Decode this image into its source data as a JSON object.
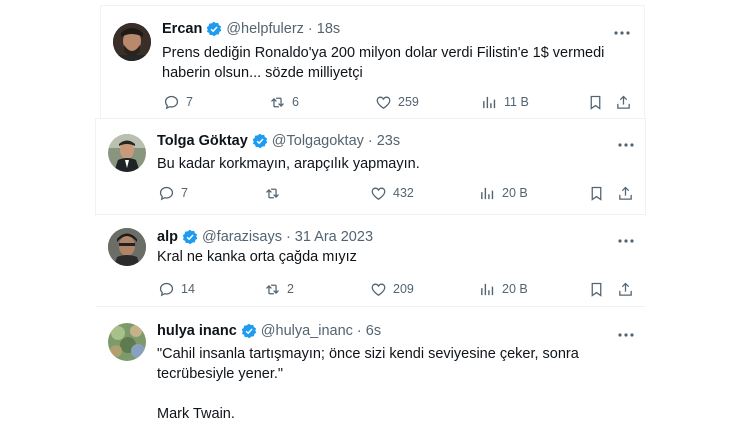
{
  "tweets": [
    {
      "name": "Ercan",
      "handle": "@helpfulerz",
      "time": "18s",
      "text_lines": [
        "Prens dediğin Ronaldo'ya 200 milyon dolar verdi Filistin'e 1$ vermedi",
        "haberin olsun... sözde milliyetçi"
      ],
      "replies": "7",
      "reposts": "6",
      "likes": "259",
      "views": "11 B",
      "avatar_color": "#4a3a30"
    },
    {
      "name": "Tolga Göktay",
      "handle": "@Tolgagoktay",
      "time": "23s",
      "text_lines": [
        "Bu kadar korkmayın, arapçılık yapmayın."
      ],
      "replies": "7",
      "reposts": "",
      "likes": "432",
      "views": "20 B",
      "avatar_color": "#6f7a68"
    },
    {
      "name": "alp",
      "handle": "@farazisays",
      "time": "31 Ara 2023",
      "text_lines": [
        "Kral ne kanka orta çağda mıyız"
      ],
      "replies": "14",
      "reposts": "2",
      "likes": "209",
      "views": "20 B",
      "avatar_color": "#3d3d3a"
    },
    {
      "name": "hulya inanc",
      "handle": "@hulya_inanc",
      "time": "6s",
      "text_lines": [
        "\"Cahil insanla tartışmayın; önce sizi kendi seviyesine çeker, sonra",
        "tecrübesiyle yener.\"",
        "",
        "Mark Twain."
      ],
      "avatar_color": "#5a7a4a"
    }
  ],
  "colors": {
    "verified": "#1d9bf0",
    "secondary_text": "#536471",
    "divider": "#eff3f4"
  }
}
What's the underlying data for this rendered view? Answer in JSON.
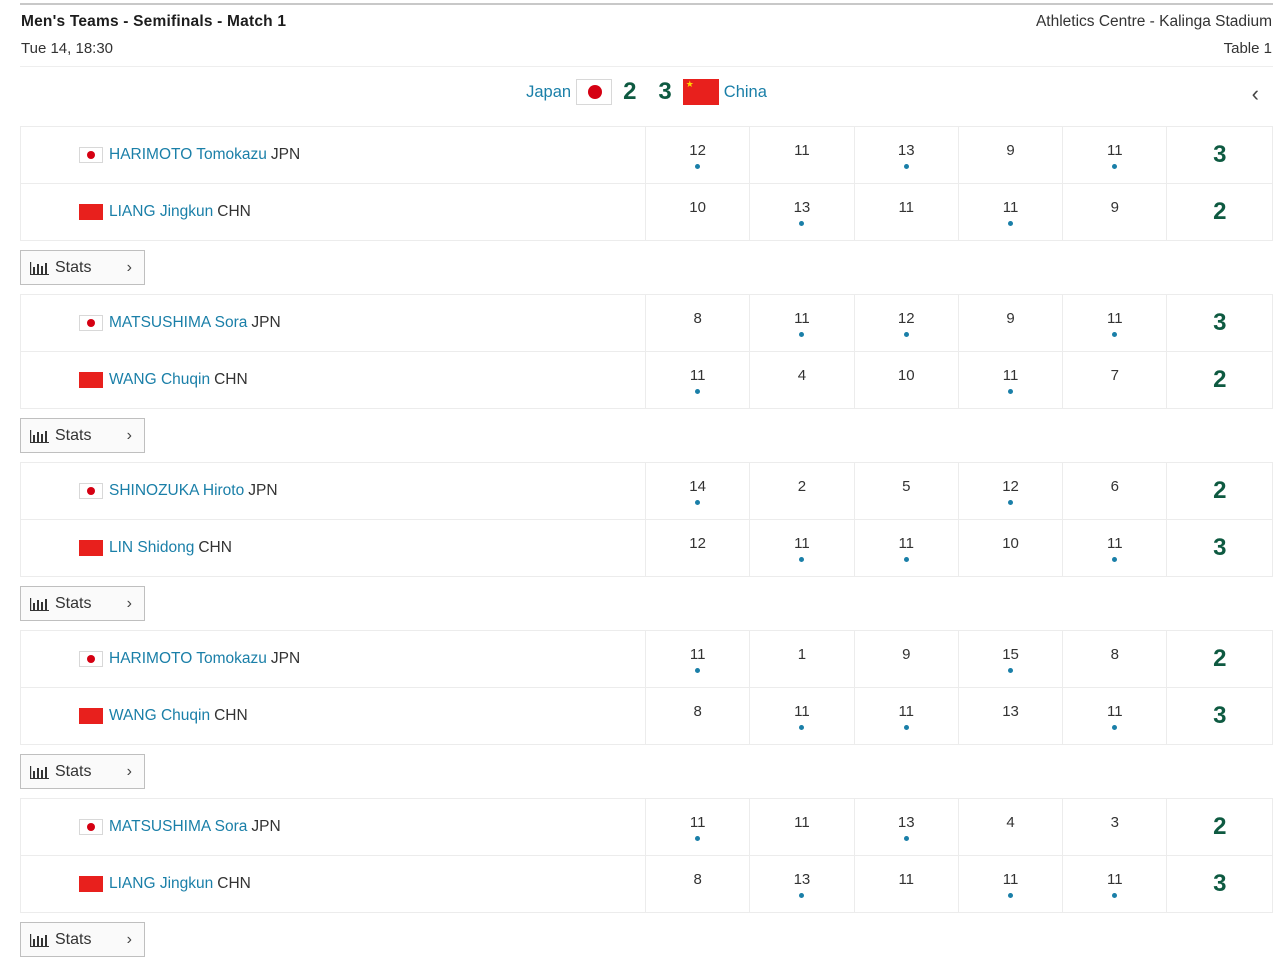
{
  "header": {
    "title": "Men's Teams - Semifinals - Match 1",
    "datetime": "Tue 14, 18:30",
    "venue": "Athletics Centre - Kalinga Stadium",
    "table": "Table 1"
  },
  "scoreline": {
    "home": {
      "name": "Japan",
      "score": "2",
      "flag": "japan-flag"
    },
    "away": {
      "name": "China",
      "score": "3",
      "flag": "china-flag"
    },
    "collapse_icon": "chevron-left-icon"
  },
  "stats_label": "Stats",
  "colors": {
    "link": "#1a7fa8",
    "score": "#0e5a41",
    "dot": "#1a7fa8"
  },
  "matches": [
    {
      "players": [
        {
          "name": "HARIMOTO Tomokazu",
          "code": "JPN",
          "flag": "jp",
          "games": [
            "12",
            "11",
            "13",
            "9",
            "11"
          ],
          "won": [
            1,
            0,
            1,
            0,
            1
          ],
          "total": "3"
        },
        {
          "name": "LIANG Jingkun",
          "code": "CHN",
          "flag": "cn",
          "games": [
            "10",
            "13",
            "11",
            "11",
            "9"
          ],
          "won": [
            0,
            1,
            0,
            1,
            0
          ],
          "total": "2"
        }
      ]
    },
    {
      "players": [
        {
          "name": "MATSUSHIMA Sora",
          "code": "JPN",
          "flag": "jp",
          "games": [
            "8",
            "11",
            "12",
            "9",
            "11"
          ],
          "won": [
            0,
            1,
            1,
            0,
            1
          ],
          "total": "3"
        },
        {
          "name": "WANG Chuqin",
          "code": "CHN",
          "flag": "cn",
          "games": [
            "11",
            "4",
            "10",
            "11",
            "7"
          ],
          "won": [
            1,
            0,
            0,
            1,
            0
          ],
          "total": "2"
        }
      ]
    },
    {
      "players": [
        {
          "name": "SHINOZUKA Hiroto",
          "code": "JPN",
          "flag": "jp",
          "games": [
            "14",
            "2",
            "5",
            "12",
            "6"
          ],
          "won": [
            1,
            0,
            0,
            1,
            0
          ],
          "total": "2"
        },
        {
          "name": "LIN Shidong",
          "code": "CHN",
          "flag": "cn",
          "games": [
            "12",
            "11",
            "11",
            "10",
            "11"
          ],
          "won": [
            0,
            1,
            1,
            0,
            1
          ],
          "total": "3"
        }
      ]
    },
    {
      "players": [
        {
          "name": "HARIMOTO Tomokazu",
          "code": "JPN",
          "flag": "jp",
          "games": [
            "11",
            "1",
            "9",
            "15",
            "8"
          ],
          "won": [
            1,
            0,
            0,
            1,
            0
          ],
          "total": "2"
        },
        {
          "name": "WANG Chuqin",
          "code": "CHN",
          "flag": "cn",
          "games": [
            "8",
            "11",
            "11",
            "13",
            "11"
          ],
          "won": [
            0,
            1,
            1,
            0,
            1
          ],
          "total": "3"
        }
      ]
    },
    {
      "players": [
        {
          "name": "MATSUSHIMA Sora",
          "code": "JPN",
          "flag": "jp",
          "games": [
            "11",
            "11",
            "13",
            "4",
            "3"
          ],
          "won": [
            1,
            0,
            1,
            0,
            0
          ],
          "total": "2"
        },
        {
          "name": "LIANG Jingkun",
          "code": "CHN",
          "flag": "cn",
          "games": [
            "8",
            "13",
            "11",
            "11",
            "11"
          ],
          "won": [
            0,
            1,
            0,
            1,
            1
          ],
          "total": "3"
        }
      ]
    }
  ]
}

_Exercise:_ Write out the full listing verbatim, excluding its pictures.

_Solution for this exercise:_
Decode this image into its source data as a JSON object.
{
  "tweets": [
    {
      "name": "Ercan",
      "handle": "@helpfulerz",
      "time": "18s",
      "text_lines": [
        "Prens dediğin Ronaldo'ya 200 milyon dolar verdi Filistin'e 1$ vermedi",
        "haberin olsun... sözde milliyetçi"
      ],
      "replies": "7",
      "reposts": "6",
      "likes": "259",
      "views": "11 B",
      "avatar_color": "#4a3a30"
    },
    {
      "name": "Tolga Göktay",
      "handle": "@Tolgagoktay",
      "time": "23s",
      "text_lines": [
        "Bu kadar korkmayın, arapçılık yapmayın."
      ],
      "replies": "7",
      "reposts": "",
      "likes": "432",
      "views": "20 B",
      "avatar_color": "#6f7a68"
    },
    {
      "name": "alp",
      "handle": "@farazisays",
      "time": "31 Ara 2023",
      "text_lines": [
        "Kral ne kanka orta çağda mıyız"
      ],
      "replies": "14",
      "reposts": "2",
      "likes": "209",
      "views": "20 B",
      "avatar_color": "#3d3d3a"
    },
    {
      "name": "hulya inanc",
      "handle": "@hulya_inanc",
      "time": "6s",
      "text_lines": [
        "\"Cahil insanla tartışmayın; önce sizi kendi seviyesine çeker, sonra",
        "tecrübesiyle yener.\"",
        "",
        "Mark Twain."
      ],
      "avatar_color": "#5a7a4a"
    }
  ],
  "colors": {
    "verified": "#1d9bf0",
    "secondary_text": "#536471",
    "divider": "#eff3f4"
  }
}
What's the underlying data for this rendered view? Answer in JSON.
{
  "header": {
    "title": "Men's Teams - Semifinals - Match 1",
    "datetime": "Tue 14, 18:30",
    "venue": "Athletics Centre - Kalinga Stadium",
    "table": "Table 1"
  },
  "scoreline": {
    "home": {
      "name": "Japan",
      "score": "2",
      "flag": "japan-flag"
    },
    "away": {
      "name": "China",
      "score": "3",
      "flag": "china-flag"
    },
    "collapse_icon": "chevron-left-icon"
  },
  "stats_label": "Stats",
  "colors": {
    "link": "#1a7fa8",
    "score": "#0e5a41",
    "dot": "#1a7fa8"
  },
  "matches": [
    {
      "players": [
        {
          "name": "HARIMOTO Tomokazu",
          "code": "JPN",
          "flag": "jp",
          "games": [
            "12",
            "11",
            "13",
            "9",
            "11"
          ],
          "won": [
            1,
            0,
            1,
            0,
            1
          ],
          "total": "3"
        },
        {
          "name": "LIANG Jingkun",
          "code": "CHN",
          "flag": "cn",
          "games": [
            "10",
            "13",
            "11",
            "11",
            "9"
          ],
          "won": [
            0,
            1,
            0,
            1,
            0
          ],
          "total": "2"
        }
      ]
    },
    {
      "players": [
        {
          "name": "MATSUSHIMA Sora",
          "code": "JPN",
          "flag": "jp",
          "games": [
            "8",
            "11",
            "12",
            "9",
            "11"
          ],
          "won": [
            0,
            1,
            1,
            0,
            1
          ],
          "total": "3"
        },
        {
          "name": "WANG Chuqin",
          "code": "CHN",
          "flag": "cn",
          "games": [
            "11",
            "4",
            "10",
            "11",
            "7"
          ],
          "won": [
            1,
            0,
            0,
            1,
            0
          ],
          "total": "2"
        }
      ]
    },
    {
      "players": [
        {
          "name": "SHINOZUKA Hiroto",
          "code": "JPN",
          "flag": "jp",
          "games": [
            "14",
            "2",
            "5",
            "12",
            "6"
          ],
          "won": [
            1,
            0,
            0,
            1,
            0
          ],
          "total": "2"
        },
        {
          "name": "LIN Shidong",
          "code": "CHN",
          "flag": "cn",
          "games": [
            "12",
            "11",
            "11",
            "10",
            "11"
          ],
          "won": [
            0,
            1,
            1,
            0,
            1
          ],
          "total": "3"
        }
      ]
    },
    {
      "players": [
        {
          "name": "HARIMOTO Tomokazu",
          "code": "JPN",
          "flag": "jp",
          "games": [
            "11",
            "1",
            "9",
            "15",
            "8"
          ],
          "won": [
            1,
            0,
            0,
            1,
            0
          ],
          "total": "2"
        },
        {
          "name": "WANG Chuqin",
          "code": "CHN",
          "flag": "cn",
          "games": [
            "8",
            "11",
            "11",
            "13",
            "11"
          ],
          "won": [
            0,
            1,
            1,
            0,
            1
          ],
          "total": "3"
        }
      ]
    },
    {
      "players": [
        {
          "name": "MATSUSHIMA Sora",
          "code": "JPN",
          "flag": "jp",
          "games": [
            "11",
            "11",
            "13",
            "4",
            "3"
          ],
          "won": [
            1,
            0,
            1,
            0,
            0
          ],
          "total": "2"
        },
        {
          "name": "LIANG Jingkun",
          "code": "CHN",
          "flag": "cn",
          "games": [
            "8",
            "13",
            "11",
            "11",
            "11"
          ],
          "won": [
            0,
            1,
            0,
            1,
            1
          ],
          "total": "3"
        }
      ]
    }
  ]
}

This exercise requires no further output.